<<<<

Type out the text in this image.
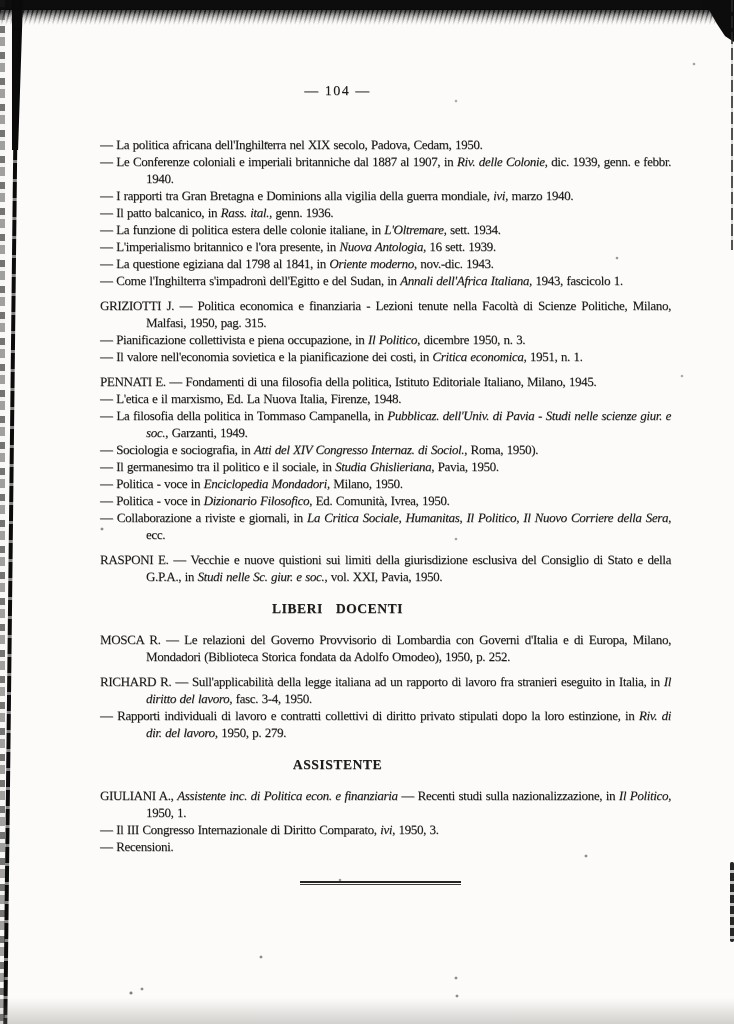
— 104 —

— La politica africana dell'Inghilterra nel XIX secolo, Padova, Cedam, 1950.

— Le Conferenze coloniali e imperiali britanniche dal 1887 al 1907, in Riv. delle Colonie, dic. 1939, genn. e febbr. 1940.

— I rapporti tra Gran Bretagna e Dominions alla vigilia della guerra mondiale, ivi, marzo 1940.

— Il patto balcanico, in Rass. ital., genn. 1936.

— La funzione di politica estera delle colonie italiane, in L'Oltremare, sett. 1934.

— L'imperialismo britannico e l'ora presente, in Nuova Antologia, 16 sett. 1939.

— La questione egiziana dal 1798 al 1841, in Oriente moderno, nov.-dic. 1943.

— Come l'Inghilterra s'impadronì dell'Egitto e del Sudan, in Annali dell'Africa Italiana, 1943, fascicolo 1.

GRIZIOTTI J. — Politica economica e finanziaria - Lezioni tenute nella Facoltà di Scienze Politiche, Milano, Malfasi, 1950, pag. 315.

— Pianificazione collettivista e piena occupazione, in Il Politico, dicembre 1950, n. 3.

— Il valore nell'economia sovietica e la pianificazione dei costi, in Critica economica, 1951, n. 1.

PENNATI E. — Fondamenti di una filosofia della politica, Istituto Editoriale Italiano, Milano, 1945.

— L'etica e il marxismo, Ed. La Nuova Italia, Firenze, 1948.

— La filosofia della politica in Tommaso Campanella, in Pubblicaz. dell'Univ. di Pavia - Studi nelle scienze giur. e soc., Garzanti, 1949.

— Sociologia e sociografia, in Atti del XIV Congresso Internaz. di Sociol., Roma, 1950).

— Il germanesimo tra il politico e il sociale, in Studia Ghislieriana, Pavia, 1950.

— Politica - voce in Enciclopedia Mondadori, Milano, 1950.

— Politica - voce in Dizionario Filosofico, Ed. Comunità, Ivrea, 1950.

— Collaborazione a riviste e giornali, in La Critica Sociale, Humanitas, Il Politico, Il Nuovo Corriere della Sera, ecc.

RASPONI E. — Vecchie e nuove quistioni sui limiti della giurisdizione esclusiva del Consiglio di Stato e della G.P.A., in Studi nelle Sc. giur. e soc., vol. XXI, Pavia, 1950.

LIBERI DOCENTI

MOSCA R. — Le relazioni del Governo Provvisorio di Lombardia con Governi d'Italia e di Europa, Milano, Mondadori (Biblioteca Storica fondata da Adolfo Omodeo), 1950, p. 252.

RICHARD R. — Sull'applicabilità della legge italiana ad un rapporto di lavoro fra stranieri eseguito in Italia, in Il diritto del lavoro, fasc. 3-4, 1950.

— Rapporti individuali di lavoro e contratti collettivi di diritto privato stipulati dopo la loro estinzione, in Riv. di dir. del lavoro, 1950, p. 279.

ASSISTENTE

GIULIANI A., Assistente inc. di Politica econ. e finanziaria — Recenti studi sulla nazionalizzazione, in Il Politico, 1950, 1.

— Il III Congresso Internazionale di Diritto Comparato, ivi, 1950, 3.

— Recensioni.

>>>>

**Goal of the exercise:** Identify each line of the material where the word "Nuova" shows up, and copy it.

**Expected output:**
— L'imperialismo britannico e l'ora presente, in Nuova Antologia, 16 sett. 1939.
— L'etica e il marxismo, Ed. La Nuova Italia, Firenze, 1948.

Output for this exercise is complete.